→ Objective: Output the data below in full, character for character.
· · · ·
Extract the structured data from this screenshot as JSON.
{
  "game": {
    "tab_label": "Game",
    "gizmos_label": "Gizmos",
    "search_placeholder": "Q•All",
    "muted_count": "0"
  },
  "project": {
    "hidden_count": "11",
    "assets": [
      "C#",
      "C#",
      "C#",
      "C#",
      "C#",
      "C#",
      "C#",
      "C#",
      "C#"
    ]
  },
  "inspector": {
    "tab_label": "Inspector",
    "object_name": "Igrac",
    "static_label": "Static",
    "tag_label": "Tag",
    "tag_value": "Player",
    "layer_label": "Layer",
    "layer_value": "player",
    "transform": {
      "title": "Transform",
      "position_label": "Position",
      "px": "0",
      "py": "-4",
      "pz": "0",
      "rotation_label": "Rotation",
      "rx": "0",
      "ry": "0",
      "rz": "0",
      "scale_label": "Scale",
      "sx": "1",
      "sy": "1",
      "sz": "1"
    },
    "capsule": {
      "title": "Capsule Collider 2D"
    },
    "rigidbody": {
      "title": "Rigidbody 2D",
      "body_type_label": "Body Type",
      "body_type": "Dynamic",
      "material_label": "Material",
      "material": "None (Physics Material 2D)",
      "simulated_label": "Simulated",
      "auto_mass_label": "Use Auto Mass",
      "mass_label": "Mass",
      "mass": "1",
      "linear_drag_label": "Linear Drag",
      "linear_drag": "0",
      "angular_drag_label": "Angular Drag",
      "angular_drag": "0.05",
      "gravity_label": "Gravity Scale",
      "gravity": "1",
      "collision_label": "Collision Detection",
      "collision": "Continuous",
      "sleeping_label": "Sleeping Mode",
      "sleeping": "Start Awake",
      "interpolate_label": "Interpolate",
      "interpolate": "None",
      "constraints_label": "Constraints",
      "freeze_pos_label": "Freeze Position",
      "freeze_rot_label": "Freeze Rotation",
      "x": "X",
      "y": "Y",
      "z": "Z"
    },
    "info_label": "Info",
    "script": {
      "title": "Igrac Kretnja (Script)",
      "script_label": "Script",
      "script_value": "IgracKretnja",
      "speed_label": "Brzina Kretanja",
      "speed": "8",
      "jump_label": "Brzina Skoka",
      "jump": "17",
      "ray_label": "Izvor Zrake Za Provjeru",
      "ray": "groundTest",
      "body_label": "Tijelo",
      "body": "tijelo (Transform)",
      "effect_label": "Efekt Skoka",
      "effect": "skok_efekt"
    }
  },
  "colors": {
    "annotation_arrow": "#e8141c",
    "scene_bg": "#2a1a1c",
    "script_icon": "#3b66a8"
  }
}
· · · ·
→ Completed exercise:
Extract the structured data from this screenshot as JSON.
{
  "game": {
    "tab_label": "Game",
    "gizmos_label": "Gizmos",
    "search_placeholder": "Q•All",
    "muted_count": "0"
  },
  "project": {
    "hidden_count": "11",
    "assets": [
      "C#",
      "C#",
      "C#",
      "C#",
      "C#",
      "C#",
      "C#",
      "C#",
      "C#"
    ]
  },
  "inspector": {
    "tab_label": "Inspector",
    "object_name": "Igrac",
    "static_label": "Static",
    "tag_label": "Tag",
    "tag_value": "Player",
    "layer_label": "Layer",
    "layer_value": "player",
    "transform": {
      "title": "Transform",
      "position_label": "Position",
      "px": "0",
      "py": "-4",
      "pz": "0",
      "rotation_label": "Rotation",
      "rx": "0",
      "ry": "0",
      "rz": "0",
      "scale_label": "Scale",
      "sx": "1",
      "sy": "1",
      "sz": "1"
    },
    "capsule": {
      "title": "Capsule Collider 2D"
    },
    "rigidbody": {
      "title": "Rigidbody 2D",
      "body_type_label": "Body Type",
      "body_type": "Dynamic",
      "material_label": "Material",
      "material": "None (Physics Material 2D)",
      "simulated_label": "Simulated",
      "auto_mass_label": "Use Auto Mass",
      "mass_label": "Mass",
      "mass": "1",
      "linear_drag_label": "Linear Drag",
      "linear_drag": "0",
      "angular_drag_label": "Angular Drag",
      "angular_drag": "0.05",
      "gravity_label": "Gravity Scale",
      "gravity": "1",
      "collision_label": "Collision Detection",
      "collision": "Continuous",
      "sleeping_label": "Sleeping Mode",
      "sleeping": "Start Awake",
      "interpolate_label": "Interpolate",
      "interpolate": "None",
      "constraints_label": "Constraints",
      "freeze_pos_label": "Freeze Position",
      "freeze_rot_label": "Freeze Rotation",
      "x": "X",
      "y": "Y",
      "z": "Z"
    },
    "info_label": "Info",
    "script": {
      "title": "Igrac Kretnja (Script)",
      "script_label": "Script",
      "script_value": "IgracKretnja",
      "speed_label": "Brzina Kretanja",
      "speed": "8",
      "jump_label": "Brzina Skoka",
      "jump": "17",
      "ray_label": "Izvor Zrake Za Provjeru",
      "ray": "groundTest",
      "body_label": "Tijelo",
      "body": "tijelo (Transform)",
      "effect_label": "Efekt Skoka",
      "effect": "skok_efekt"
    }
  },
  "colors": {
    "annotation_arrow": "#e8141c",
    "scene_bg": "#2a1a1c",
    "script_icon": "#3b66a8"
  }
}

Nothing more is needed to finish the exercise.